* Source material
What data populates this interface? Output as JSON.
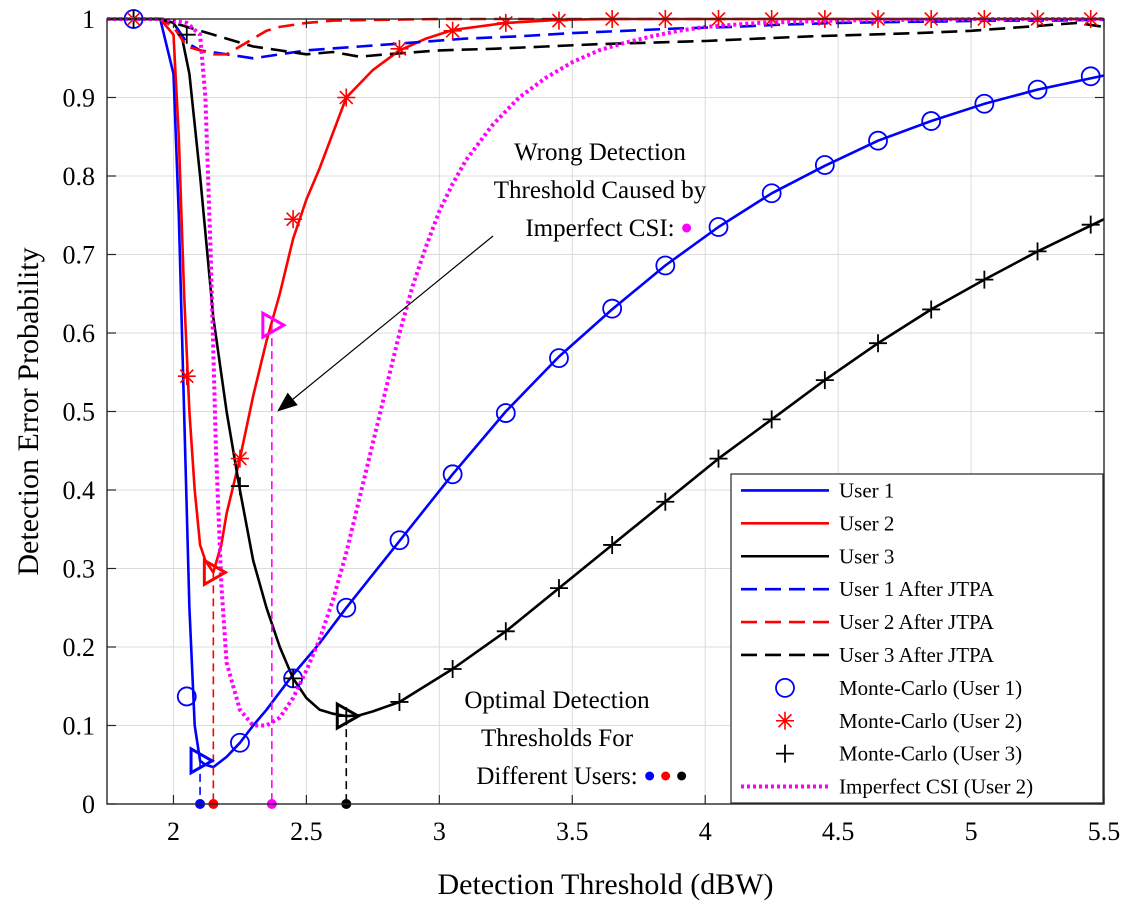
{
  "chart_data": {
    "type": "line",
    "xlabel": "Detection Threshold (dBW)",
    "ylabel": "Detection Error Probability",
    "xlim": [
      1.75,
      5.5
    ],
    "ylim": [
      0,
      1
    ],
    "xticks": [
      {
        "value": 2,
        "label": "2"
      },
      {
        "value": 2.5,
        "label": "2.5"
      },
      {
        "value": 3,
        "label": "3"
      },
      {
        "value": 3.5,
        "label": "3.5"
      },
      {
        "value": 4,
        "label": "4"
      },
      {
        "value": 4.5,
        "label": "4.5"
      },
      {
        "value": 5,
        "label": "5"
      },
      {
        "value": 5.5,
        "label": "5.5"
      }
    ],
    "yticks": [
      {
        "value": 0,
        "label": "0"
      },
      {
        "value": 0.1,
        "label": "0.1"
      },
      {
        "value": 0.2,
        "label": "0.2"
      },
      {
        "value": 0.3,
        "label": "0.3"
      },
      {
        "value": 0.4,
        "label": "0.4"
      },
      {
        "value": 0.5,
        "label": "0.5"
      },
      {
        "value": 0.6,
        "label": "0.6"
      },
      {
        "value": 0.7,
        "label": "0.7"
      },
      {
        "value": 0.8,
        "label": "0.8"
      },
      {
        "value": 0.9,
        "label": "0.9"
      },
      {
        "value": 1,
        "label": "1"
      }
    ],
    "grid": true,
    "legend_position": "bottom-right",
    "series": [
      {
        "name": "User 1",
        "color": "#0000ff",
        "style": "solid",
        "marker": "none",
        "x": [
          1.75,
          1.85,
          1.95,
          2.0,
          2.02,
          2.04,
          2.06,
          2.08,
          2.1,
          2.12,
          2.15,
          2.2,
          2.25,
          2.3,
          2.35,
          2.45,
          2.55,
          2.65,
          2.85,
          3.05,
          3.25,
          3.45,
          3.65,
          3.85,
          4.05,
          4.25,
          4.45,
          4.65,
          4.85,
          5.05,
          5.25,
          5.5
        ],
        "y": [
          1.0,
          1.0,
          1.0,
          0.93,
          0.75,
          0.5,
          0.25,
          0.1,
          0.055,
          0.05,
          0.047,
          0.06,
          0.078,
          0.1,
          0.12,
          0.165,
          0.205,
          0.25,
          0.335,
          0.42,
          0.5,
          0.57,
          0.63,
          0.686,
          0.735,
          0.778,
          0.813,
          0.845,
          0.87,
          0.892,
          0.91,
          0.928
        ]
      },
      {
        "name": "User 2",
        "color": "#ff0000",
        "style": "solid",
        "marker": "none",
        "x": [
          1.75,
          1.85,
          1.95,
          2.0,
          2.02,
          2.04,
          2.06,
          2.08,
          2.1,
          2.12,
          2.15,
          2.18,
          2.2,
          2.25,
          2.3,
          2.35,
          2.4,
          2.45,
          2.5,
          2.55,
          2.65,
          2.75,
          2.85,
          2.95,
          3.05,
          3.25,
          3.45,
          3.65,
          4.0,
          4.5,
          5.0,
          5.5
        ],
        "y": [
          1.0,
          1.0,
          1.0,
          0.98,
          0.85,
          0.65,
          0.5,
          0.4,
          0.33,
          0.31,
          0.295,
          0.33,
          0.37,
          0.44,
          0.52,
          0.59,
          0.65,
          0.72,
          0.77,
          0.81,
          0.9,
          0.935,
          0.96,
          0.975,
          0.986,
          0.995,
          0.999,
          1.0,
          1.0,
          1.0,
          1.0,
          1.0
        ]
      },
      {
        "name": "User 3",
        "color": "#000000",
        "style": "solid",
        "marker": "none",
        "x": [
          1.75,
          1.85,
          1.95,
          2.0,
          2.03,
          2.06,
          2.1,
          2.15,
          2.2,
          2.25,
          2.3,
          2.35,
          2.4,
          2.45,
          2.5,
          2.55,
          2.6,
          2.65,
          2.7,
          2.75,
          2.85,
          3.05,
          3.25,
          3.45,
          3.65,
          3.85,
          4.05,
          4.25,
          4.45,
          4.65,
          4.85,
          5.05,
          5.25,
          5.5
        ],
        "y": [
          1.0,
          1.0,
          1.0,
          0.995,
          0.98,
          0.93,
          0.8,
          0.62,
          0.5,
          0.4,
          0.31,
          0.25,
          0.2,
          0.16,
          0.135,
          0.12,
          0.115,
          0.112,
          0.113,
          0.118,
          0.13,
          0.172,
          0.22,
          0.275,
          0.33,
          0.385,
          0.44,
          0.49,
          0.54,
          0.587,
          0.63,
          0.668,
          0.704,
          0.745
        ]
      },
      {
        "name": "User 1 After JTPA",
        "color": "#0000ff",
        "style": "dashed",
        "marker": "none",
        "x": [
          1.75,
          1.95,
          2.0,
          2.05,
          2.1,
          2.2,
          2.3,
          2.5,
          2.7,
          2.9,
          3.1,
          3.3,
          3.5,
          3.7,
          3.9,
          4.1,
          4.3,
          4.5,
          4.7,
          4.9,
          5.1,
          5.3,
          5.5
        ],
        "y": [
          1.0,
          1.0,
          0.995,
          0.97,
          0.96,
          0.955,
          0.95,
          0.96,
          0.965,
          0.97,
          0.975,
          0.978,
          0.982,
          0.985,
          0.988,
          0.99,
          0.993,
          0.995,
          0.996,
          0.997,
          0.998,
          0.998,
          0.999
        ]
      },
      {
        "name": "User 2 After JTPA",
        "color": "#ff0000",
        "style": "dashed",
        "marker": "none",
        "x": [
          1.75,
          1.95,
          2.0,
          2.05,
          2.1,
          2.15,
          2.2,
          2.25,
          2.3,
          2.35,
          2.4,
          2.5,
          2.6,
          2.8,
          3.0,
          3.5,
          4.0,
          4.5,
          5.0,
          5.5
        ],
        "y": [
          1.0,
          1.0,
          0.99,
          0.965,
          0.96,
          0.955,
          0.955,
          0.965,
          0.975,
          0.985,
          0.99,
          0.995,
          0.998,
          0.999,
          1.0,
          1.0,
          1.0,
          1.0,
          1.0,
          1.0
        ]
      },
      {
        "name": "User 3 After JTPA",
        "color": "#000000",
        "style": "dashed",
        "marker": "none",
        "x": [
          1.75,
          1.95,
          2.0,
          2.1,
          2.2,
          2.3,
          2.4,
          2.5,
          2.6,
          2.7,
          2.8,
          3.0,
          3.2,
          3.4,
          3.6,
          3.8,
          4.0,
          4.2,
          4.4,
          4.6,
          4.8,
          5.0,
          5.2,
          5.4,
          5.5
        ],
        "y": [
          1.0,
          1.0,
          0.995,
          0.985,
          0.975,
          0.965,
          0.96,
          0.955,
          0.958,
          0.952,
          0.955,
          0.96,
          0.962,
          0.965,
          0.968,
          0.97,
          0.972,
          0.975,
          0.978,
          0.98,
          0.982,
          0.985,
          0.99,
          0.995,
          0.99
        ]
      },
      {
        "name": "Monte-Carlo (User 1)",
        "color": "#0000ff",
        "style": "none",
        "marker": "circle",
        "x": [
          1.85,
          2.05,
          2.25,
          2.45,
          2.65,
          2.85,
          3.05,
          3.25,
          3.45,
          3.65,
          3.85,
          4.05,
          4.25,
          4.45,
          4.65,
          4.85,
          5.05,
          5.25,
          5.45
        ],
        "y": [
          1.0,
          0.137,
          0.078,
          0.16,
          0.25,
          0.336,
          0.42,
          0.498,
          0.568,
          0.631,
          0.686,
          0.735,
          0.778,
          0.814,
          0.845,
          0.87,
          0.892,
          0.91,
          0.927
        ]
      },
      {
        "name": "Monte-Carlo (User 2)",
        "color": "#ff0000",
        "style": "none",
        "marker": "asterisk",
        "x": [
          1.85,
          2.05,
          2.25,
          2.45,
          2.65,
          2.85,
          3.05,
          3.25,
          3.45,
          3.65,
          3.85,
          4.05,
          4.25,
          4.45,
          4.65,
          4.85,
          5.05,
          5.25,
          5.45
        ],
        "y": [
          1.0,
          0.545,
          0.44,
          0.745,
          0.9,
          0.962,
          0.985,
          0.995,
          0.998,
          1.0,
          1.0,
          1.0,
          1.0,
          1.0,
          1.0,
          1.0,
          1.0,
          1.0,
          1.0
        ]
      },
      {
        "name": "Monte-Carlo (User 3)",
        "color": "#000000",
        "style": "none",
        "marker": "plus",
        "x": [
          1.85,
          2.05,
          2.25,
          2.45,
          2.65,
          2.85,
          3.05,
          3.25,
          3.45,
          3.65,
          3.85,
          4.05,
          4.25,
          4.45,
          4.65,
          4.85,
          5.05,
          5.25,
          5.45
        ],
        "y": [
          1.0,
          0.98,
          0.405,
          0.16,
          0.112,
          0.13,
          0.172,
          0.22,
          0.275,
          0.33,
          0.385,
          0.44,
          0.49,
          0.54,
          0.587,
          0.63,
          0.668,
          0.704,
          0.738
        ]
      },
      {
        "name": "Imperfect CSI (User 2)",
        "color": "#ff00ff",
        "style": "dotted",
        "marker": "none",
        "x": [
          1.75,
          1.95,
          2.05,
          2.1,
          2.12,
          2.14,
          2.16,
          2.18,
          2.2,
          2.25,
          2.3,
          2.35,
          2.4,
          2.45,
          2.5,
          2.55,
          2.6,
          2.65,
          2.7,
          2.75,
          2.8,
          2.85,
          2.9,
          2.95,
          3.0,
          3.05,
          3.1,
          3.2,
          3.3,
          3.4,
          3.5,
          3.6,
          3.7,
          3.8,
          3.9,
          4.0,
          4.2,
          4.5,
          5.0,
          5.5
        ],
        "y": [
          1.0,
          1.0,
          0.995,
          0.98,
          0.9,
          0.7,
          0.45,
          0.28,
          0.18,
          0.12,
          0.1,
          0.1,
          0.11,
          0.135,
          0.17,
          0.21,
          0.26,
          0.32,
          0.39,
          0.46,
          0.53,
          0.6,
          0.66,
          0.71,
          0.755,
          0.79,
          0.82,
          0.865,
          0.9,
          0.925,
          0.945,
          0.96,
          0.97,
          0.978,
          0.985,
          0.99,
          0.995,
          0.998,
          1.0,
          1.0
        ]
      }
    ],
    "highlight_markers": [
      {
        "color": "#0000ff",
        "x": 2.1,
        "y": 0.055
      },
      {
        "color": "#ff0000",
        "x": 2.15,
        "y": 0.295
      },
      {
        "color": "#000000",
        "x": 2.65,
        "y": 0.112
      },
      {
        "color": "#ff00ff",
        "x": 2.37,
        "y": 0.61
      }
    ],
    "threshold_drops": [
      {
        "color": "#0000ff",
        "x": 2.1,
        "from": 0.055
      },
      {
        "color": "#ff0000",
        "x": 2.15,
        "from": 0.295
      },
      {
        "color": "#000000",
        "x": 2.65,
        "from": 0.112
      },
      {
        "color": "#ff00ff",
        "x": 2.37,
        "from": 0.61
      }
    ],
    "annotations": [
      {
        "lines": [
          "Wrong Detection",
          "Threshold Caused by",
          "Imperfect CSI:"
        ],
        "dots": [
          "#ff00ff"
        ],
        "arrow_to": {
          "x": 2.39,
          "y": 0.5
        }
      },
      {
        "lines": [
          "Optimal Detection",
          "Thresholds For",
          "Different Users:"
        ],
        "dots": [
          "#0000ff",
          "#ff0000",
          "#000000"
        ]
      }
    ]
  }
}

* Task
Work out how many lines in the records above contain the word "Detection", and reply with that number alone.

* Full output
4